*Required task*:
Please copy out, unchanged, the lines running from the one containing "category-label: ΡΩΣΙΑ <box>312" through the one containing "value-label: 44/25/10 <box>1402".

*Exercise materials*:
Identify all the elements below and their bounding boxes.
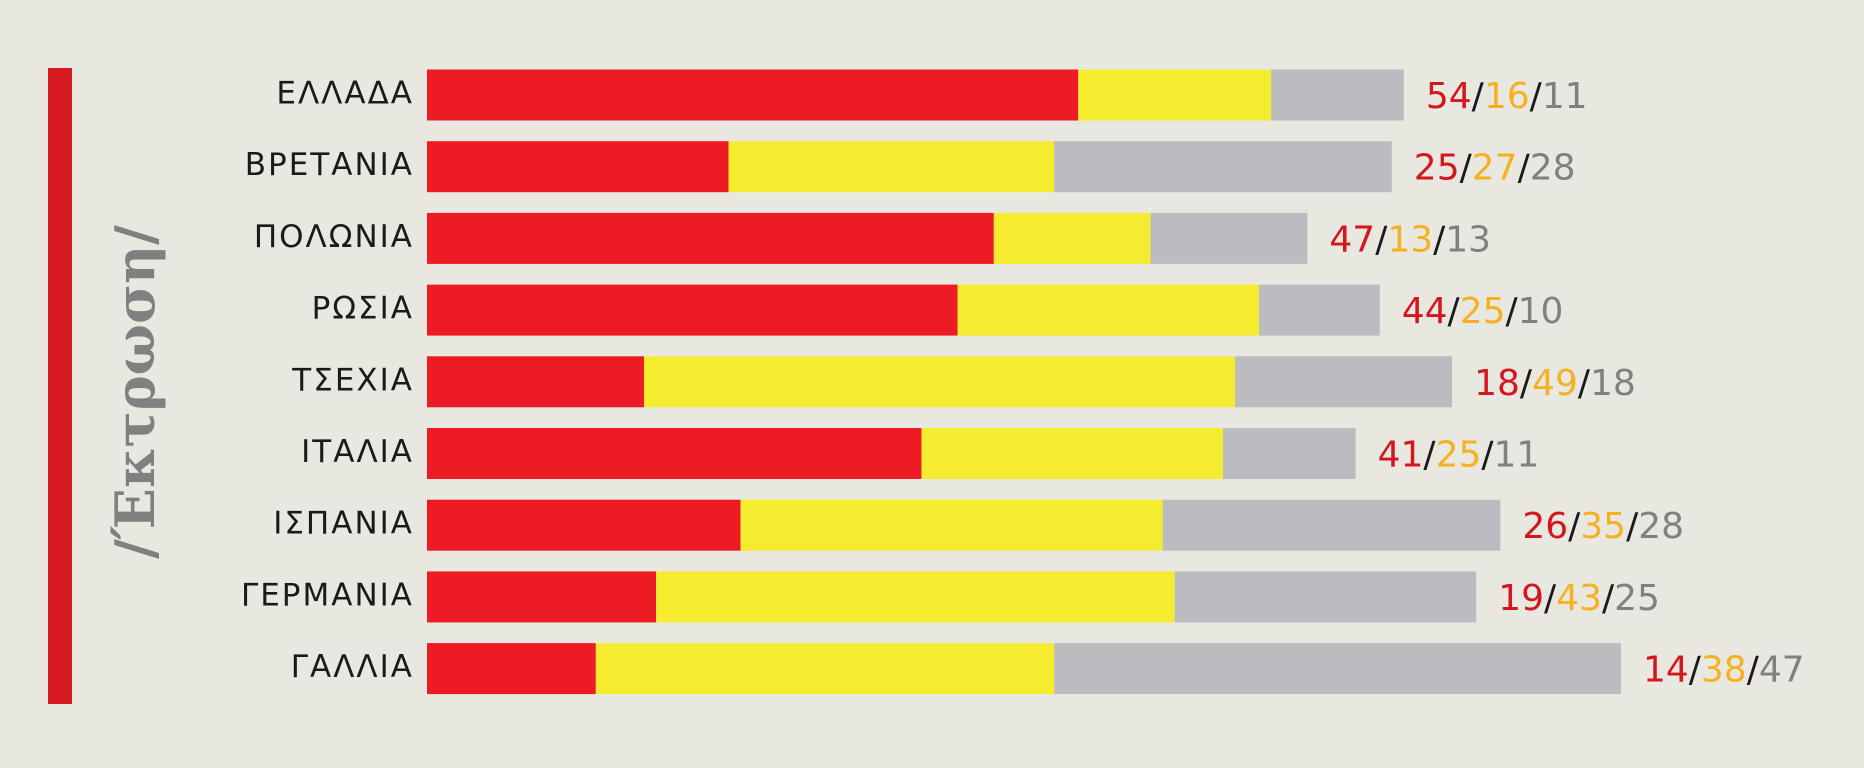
category-label: ΡΩΣΙΑ <box>312 291 414 327</box>
value-text: 26 <box>1522 506 1568 547</box>
bar-segment <box>993 212 1151 264</box>
value-text: 13 <box>1387 219 1433 260</box>
bar-segment <box>644 356 1236 408</box>
separator: / <box>1375 219 1388 260</box>
value-text: 10 <box>1518 291 1564 332</box>
value-label: 18/49/18 <box>1474 363 1636 404</box>
bar-segment <box>1054 141 1392 193</box>
separator: / <box>1460 148 1473 189</box>
value-text: 41 <box>1378 435 1424 476</box>
value-text: 35 <box>1580 506 1626 547</box>
bar-segment <box>1222 428 1356 479</box>
value-text: 18 <box>1474 363 1520 404</box>
separator: / <box>1423 435 1436 476</box>
value-text: 43 <box>1556 578 1602 619</box>
separator: / <box>1578 363 1591 404</box>
bar-segment <box>1054 643 1621 695</box>
bar-segment <box>921 428 1223 479</box>
value-label: 47/13/13 <box>1329 219 1491 260</box>
separator: / <box>1626 506 1639 547</box>
category-label: ΠΟΛΩΝΙΑ <box>254 219 414 255</box>
value-label: 44/25/10 <box>1402 291 1564 332</box>
value-text: 44 <box>1402 291 1448 332</box>
bar-segment <box>1162 499 1501 551</box>
value-label: 25/27/28 <box>1414 148 1576 189</box>
separator: / <box>1448 291 1461 332</box>
category-label: ΒΡΕΤΑΝΙΑ <box>245 147 414 183</box>
value-label: 41/25/11 <box>1378 435 1540 476</box>
value-text: 11 <box>1542 76 1588 117</box>
separator: / <box>1518 148 1531 189</box>
value-text: 18 <box>1590 363 1636 404</box>
bar-segment <box>427 428 922 479</box>
bar-segment <box>427 643 596 695</box>
bar-segment <box>427 284 958 336</box>
value-text: 13 <box>1445 219 1491 260</box>
bar-segment <box>957 284 1260 336</box>
value-text: 49 <box>1532 363 1578 404</box>
value-text: 47 <box>1329 219 1375 260</box>
bar-segment <box>1235 356 1453 408</box>
bar-segment <box>427 69 1079 121</box>
bar-segment <box>1271 69 1404 121</box>
value-label: 26/35/28 <box>1522 506 1684 547</box>
bar-segment <box>1150 212 1308 264</box>
accent-bar <box>48 68 72 704</box>
separator: / <box>1747 650 1760 691</box>
bar-segment <box>427 499 741 551</box>
value-text: 28 <box>1530 148 1576 189</box>
separator: / <box>1568 506 1581 547</box>
bar-segment <box>656 571 1175 623</box>
separator: / <box>1472 76 1485 117</box>
bar-segment <box>1078 69 1272 121</box>
value-text: 14 <box>1643 650 1689 691</box>
separator: / <box>1520 363 1533 404</box>
value-text: 16 <box>1484 76 1530 117</box>
value-text: 38 <box>1701 650 1747 691</box>
category-label: ΤΣΕΧΙΑ <box>291 362 414 398</box>
value-text: 47 <box>1759 650 1805 691</box>
value-label: 54/16/11 <box>1426 76 1588 117</box>
bar-segment <box>1259 284 1380 336</box>
separator: / <box>1530 76 1543 117</box>
category-label: ΕΛΛΑΔΑ <box>276 76 414 112</box>
separator: / <box>1506 291 1519 332</box>
value-text: 25 <box>1460 291 1506 332</box>
value-text: 27 <box>1472 148 1518 189</box>
value-text: 25 <box>1414 148 1460 189</box>
separator: / <box>1602 578 1615 619</box>
value-label: 14/38/47 <box>1643 650 1805 691</box>
separator: / <box>1433 219 1446 260</box>
chart-title: /Έκτρωση/ <box>103 225 167 559</box>
value-text: 28 <box>1638 506 1684 547</box>
category-label: ΓΕΡΜΑΝΙΑ <box>241 577 414 613</box>
category-label: ΙΤΑΛΙΑ <box>301 434 414 470</box>
value-text: 54 <box>1426 76 1472 117</box>
value-label: 19/43/25 <box>1498 578 1660 619</box>
value-text: 25 <box>1614 578 1660 619</box>
bar-segment <box>427 212 994 264</box>
bar-segment <box>740 499 1163 551</box>
separator: / <box>1481 435 1494 476</box>
bar-segment <box>1174 571 1477 623</box>
value-text: 25 <box>1436 435 1482 476</box>
category-label: ΙΣΠΑΝΙΑ <box>273 506 414 542</box>
category-label: ΓΑΛΛΙΑ <box>291 649 414 685</box>
separator: / <box>1689 650 1702 691</box>
bar-segment <box>728 141 1055 193</box>
bar-segment <box>427 571 657 623</box>
value-text: 11 <box>1494 435 1540 476</box>
value-text: 19 <box>1498 578 1544 619</box>
bar-segment <box>427 356 645 408</box>
bar-segment <box>427 141 729 193</box>
bar-segment <box>595 643 1055 695</box>
separator: / <box>1544 578 1557 619</box>
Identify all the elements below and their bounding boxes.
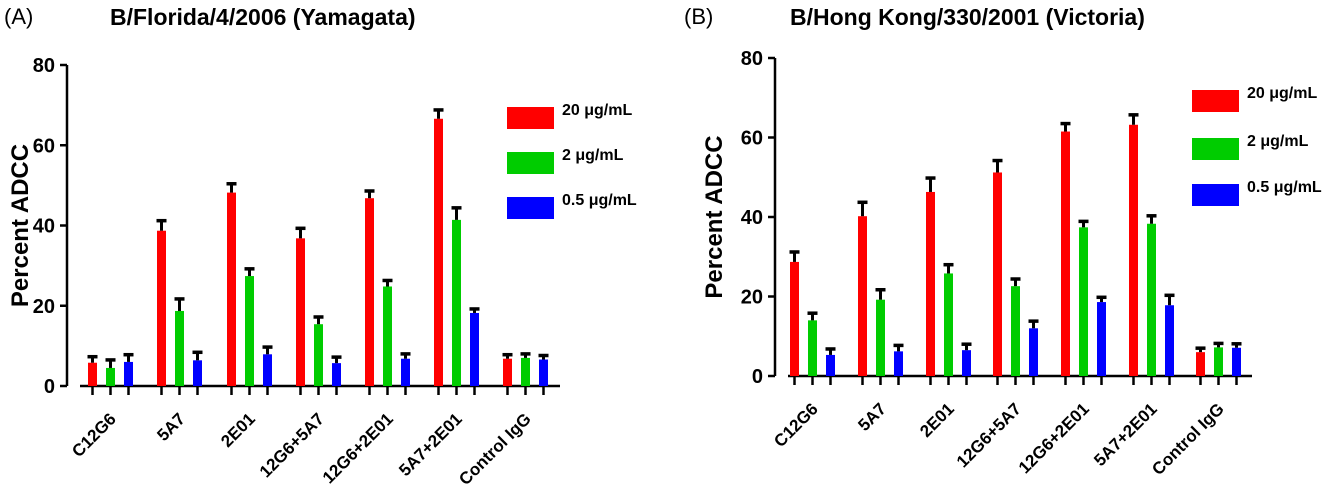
bar [539,359,548,386]
bar [1061,131,1070,376]
category-label: 12G6+2E01 [319,409,397,487]
bar [314,324,323,386]
bar [521,357,530,386]
y-tick-label: 80 [33,55,55,77]
bar [1165,305,1174,376]
panel-letter: (A) [4,4,33,29]
bar [452,219,461,386]
category-label: 5A7 [854,399,889,434]
y-tick-label: 80 [741,48,763,70]
category-label: 12G6+5A7 [256,409,328,481]
chart-title: B/Hong Kong/330/2001 (Victoria) [790,4,1145,30]
bar [962,350,971,376]
bar [1129,124,1138,376]
bar [1079,227,1088,376]
bar [365,198,374,386]
category-label: 2E01 [217,409,259,451]
category-label: Control IgG [455,409,535,489]
bar [926,191,935,376]
bar [401,358,410,386]
bar [88,362,97,386]
bar [245,276,254,386]
bar [808,320,817,376]
y-axis-label: Percent ADCC [701,135,728,298]
bar [175,310,184,386]
category-label: 2E01 [916,399,958,441]
bar [1097,302,1106,376]
legend-swatch [507,107,554,129]
bar [124,361,133,386]
bar [944,273,953,376]
bar [790,261,799,376]
bar [1029,328,1038,376]
bar [106,367,115,386]
bar [1232,347,1241,376]
bar [263,354,272,386]
bar [470,312,479,386]
bar [1214,347,1223,376]
panel-letter: (B) [684,4,713,29]
legend-label: 0.5 μg/mL [562,192,637,209]
category-label: C12G6 [68,409,120,461]
y-tick-label: 60 [33,135,55,157]
bar [332,363,341,386]
legend-swatch [1192,138,1239,160]
bar [434,118,443,386]
legend-swatch [1192,184,1239,206]
y-tick-label: 0 [44,376,55,398]
chart-title: B/Florida/4/2006 (Yamagata) [110,4,416,30]
bar [858,216,867,376]
legend-swatch [1192,90,1239,112]
bar [993,172,1002,376]
legend-label: 0.5 μg/mL [1247,179,1322,196]
category-label: C12G6 [770,399,822,451]
bar [876,299,885,376]
bar [826,354,835,376]
y-tick-label: 20 [33,296,55,318]
bar [1011,286,1020,376]
panel-a: (A) B/Florida/4/2006 (Yamagata) Percent AD… [4,4,637,489]
bar [296,238,305,386]
y-tick-label: 0 [752,366,763,388]
legend-swatch [507,152,554,174]
legend-label: 2 μg/mL [1247,133,1309,150]
category-label: 5A7 [153,409,188,444]
y-tick-label: 40 [33,216,55,238]
bar [383,286,392,386]
category-label: 12G6+2E01 [1015,399,1093,477]
legend-label: 20 μg/mL [1247,85,1317,102]
bar [894,351,903,376]
y-axis-label: Percent ADCC [7,144,34,307]
legend-label: 2 μg/mL [562,147,624,164]
bar [1147,223,1156,376]
y-tick-label: 60 [741,128,763,150]
legend-swatch [507,197,554,219]
bar [1196,352,1205,376]
y-tick-label: 20 [741,287,763,309]
category-label: 12G6+5A7 [953,399,1025,471]
category-label: 5A7+2E01 [395,409,466,480]
category-label: Control IgG [1148,399,1228,479]
category-label: 5A7+2E01 [1090,399,1161,470]
bar [193,360,202,386]
bar [227,192,236,386]
legend-label: 20 μg/mL [562,102,632,119]
bar [157,230,166,386]
panel-b: (B) B/Hong Kong/330/2001 (Victoria) Percen… [684,4,1322,479]
y-tick-label: 40 [741,207,763,229]
bar [503,358,512,386]
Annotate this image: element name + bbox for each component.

*Expected answer*:
category-label: ΡΩΣΙΑ <box>312 291 414 327</box>
value-text: 26 <box>1522 506 1568 547</box>
bar-segment <box>993 212 1151 264</box>
value-text: 13 <box>1387 219 1433 260</box>
bar-segment <box>644 356 1236 408</box>
separator: / <box>1375 219 1388 260</box>
value-text: 10 <box>1518 291 1564 332</box>
value-label: 18/49/18 <box>1474 363 1636 404</box>
bar-segment <box>1054 141 1392 193</box>
separator: / <box>1460 148 1473 189</box>
value-text: 41 <box>1378 435 1424 476</box>
value-text: 35 <box>1580 506 1626 547</box>
bar-segment <box>1222 428 1356 479</box>
value-text: 18 <box>1474 363 1520 404</box>
separator: / <box>1423 435 1436 476</box>
value-text: 43 <box>1556 578 1602 619</box>
separator: / <box>1578 363 1591 404</box>
bar-segment <box>1054 643 1621 695</box>
bar-segment <box>921 428 1223 479</box>
value-label: 47/13/13 <box>1329 219 1491 260</box>
separator: / <box>1626 506 1639 547</box>
category-label: ΠΟΛΩΝΙΑ <box>254 219 414 255</box>
value-label: 44/25/10 <box>1402 291 1564 332</box>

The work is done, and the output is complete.